Instructions for the task: Skip the pictures and quote all of the lines exactly.

Stored records

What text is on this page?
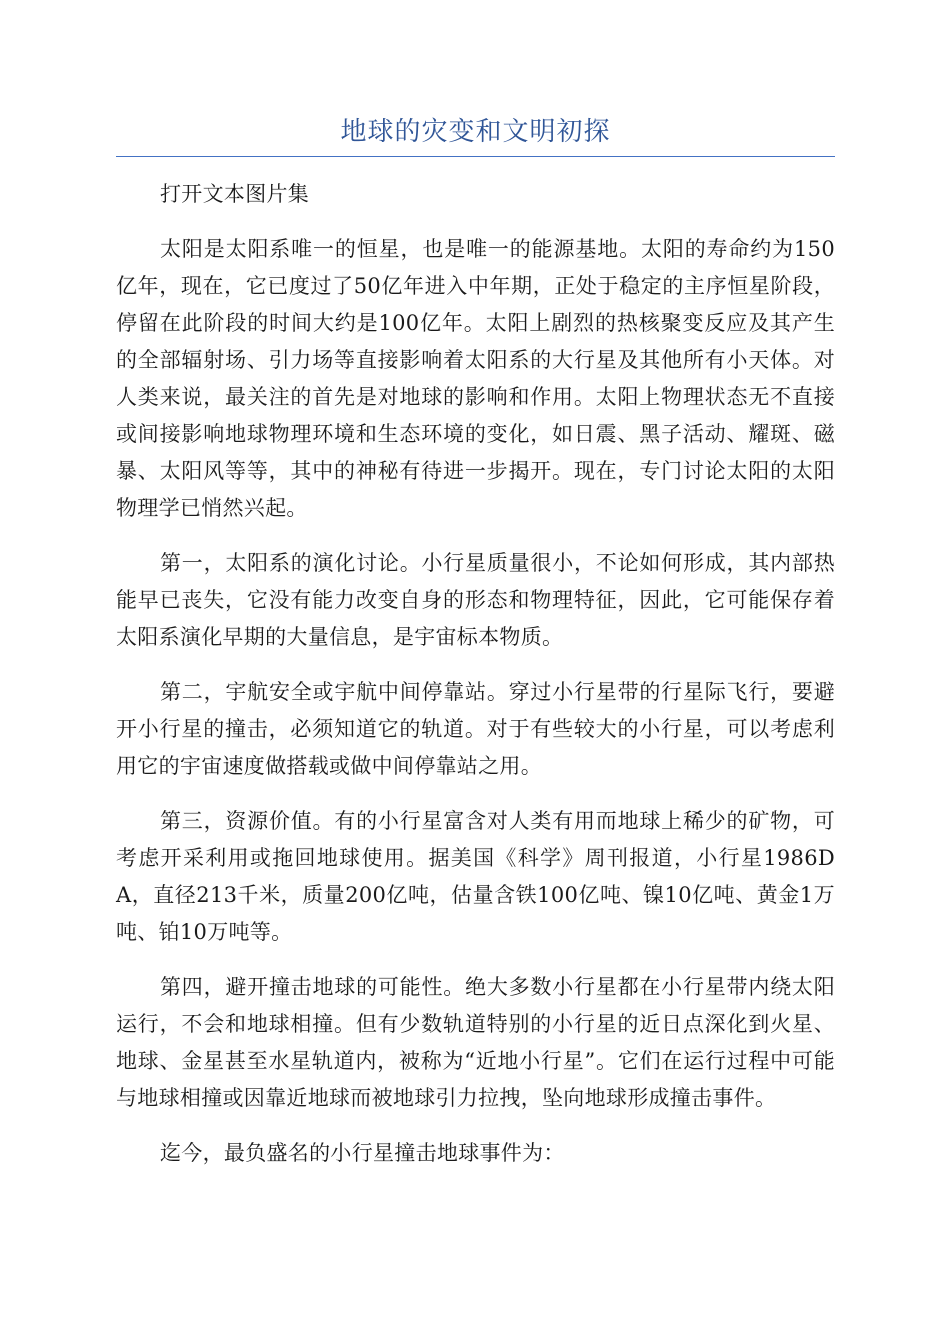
地球的灾变和文明初探

打开文本图片集

太阳是太阳系唯一的恒星，也是唯一的能源基地。太阳的寿命约为150亿年，现在，它已度过了50亿年进入中年期，正处于稳定的主序恒星阶段，停留在此阶段的时间大约是100亿年。太阳上剧烈的热核聚变反应及其产生的全部辐射场、引力场等直接影响着太阳系的大行星及其他所有小天体。对人类来说，最关注的首先是对地球的影响和作用。太阳上物理状态无不直接或间接影响地球物理环境和生态环境的变化，如日震、黑子活动、耀斑、磁暴、太阳风等等，其中的神秘有待进一步揭开。现在，专门讨论太阳的太阳物理学已悄然兴起。

第一，太阳系的演化讨论。小行星质量很小，不论如何形成，其内部热能早已丧失，它没有能力改变自身的形态和物理特征，因此，它可能保存着太阳系演化早期的大量信息，是宇宙标本物质。

第二，宇航安全或宇航中间停靠站。穿过小行星带的行星际飞行，要避开小行星的撞击，必须知道它的轨道。对于有些较大的小行星，可以考虑利用它的宇宙速度做搭载或做中间停靠站之用。

第三，资源价值。有的小行星富含对人类有用而地球上稀少的矿物，可考虑开采利用或拖回地球使用。据美国《科学》周刊报道，小行星1986DA，直径213千米，质量200亿吨，估量含铁100亿吨、镍10亿吨、黄金1万吨、铂10万吨等。

第四，避开撞击地球的可能性。绝大多数小行星都在小行星带内绕太阳运行，不会和地球相撞。但有少数轨道特别的小行星的近日点深化到火星、地球、金星甚至水星轨道内，被称为“近地小行星”。它们在运行过程中可能与地球相撞或因靠近地球而被地球引力拉拽，坠向地球形成撞击事件。

迄今，最负盛名的小行星撞击地球事件为：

Complete answer:
What text is on this page?
地球的灾变和文明初探

打开文本图片集

太阳是太阳系唯一的恒星，也是唯一的能源基地。太阳的寿命约为150亿年，现在，它已度过了50亿年进入中年期，正处于稳定的主序恒星阶段，停留在此阶段的时间大约是100亿年。太阳上剧烈的热核聚变反应及其产生的全部辐射场、引力场等直接影响着太阳系的大行星及其他所有小天体。对人类来说，最关注的首先是对地球的影响和作用。太阳上物理状态无不直接或间接影响地球物理环境和生态环境的变化，如日震、黑子活动、耀斑、磁暴、太阳风等等，其中的神秘有待进一步揭开。现在，专门讨论太阳的太阳物理学已悄然兴起。

第一，太阳系的演化讨论。小行星质量很小，不论如何形成，其内部热能早已丧失，它没有能力改变自身的形态和物理特征，因此，它可能保存着太阳系演化早期的大量信息，是宇宙标本物质。

第二，宇航安全或宇航中间停靠站。穿过小行星带的行星际飞行，要避开小行星的撞击，必须知道它的轨道。对于有些较大的小行星，可以考虑利用它的宇宙速度做搭载或做中间停靠站之用。

第三，资源价值。有的小行星富含对人类有用而地球上稀少的矿物，可考虑开采利用或拖回地球使用。据美国《科学》周刊报道，小行星1986DA，直径213千米，质量200亿吨，估量含铁100亿吨、镍10亿吨、黄金1万吨、铂10万吨等。

第四，避开撞击地球的可能性。绝大多数小行星都在小行星带内绕太阳运行，不会和地球相撞。但有少数轨道特别的小行星的近日点深化到火星、地球、金星甚至水星轨道内，被称为“近地小行星”。它们在运行过程中可能与地球相撞或因靠近地球而被地球引力拉拽，坠向地球形成撞击事件。

迄今，最负盛名的小行星撞击地球事件为：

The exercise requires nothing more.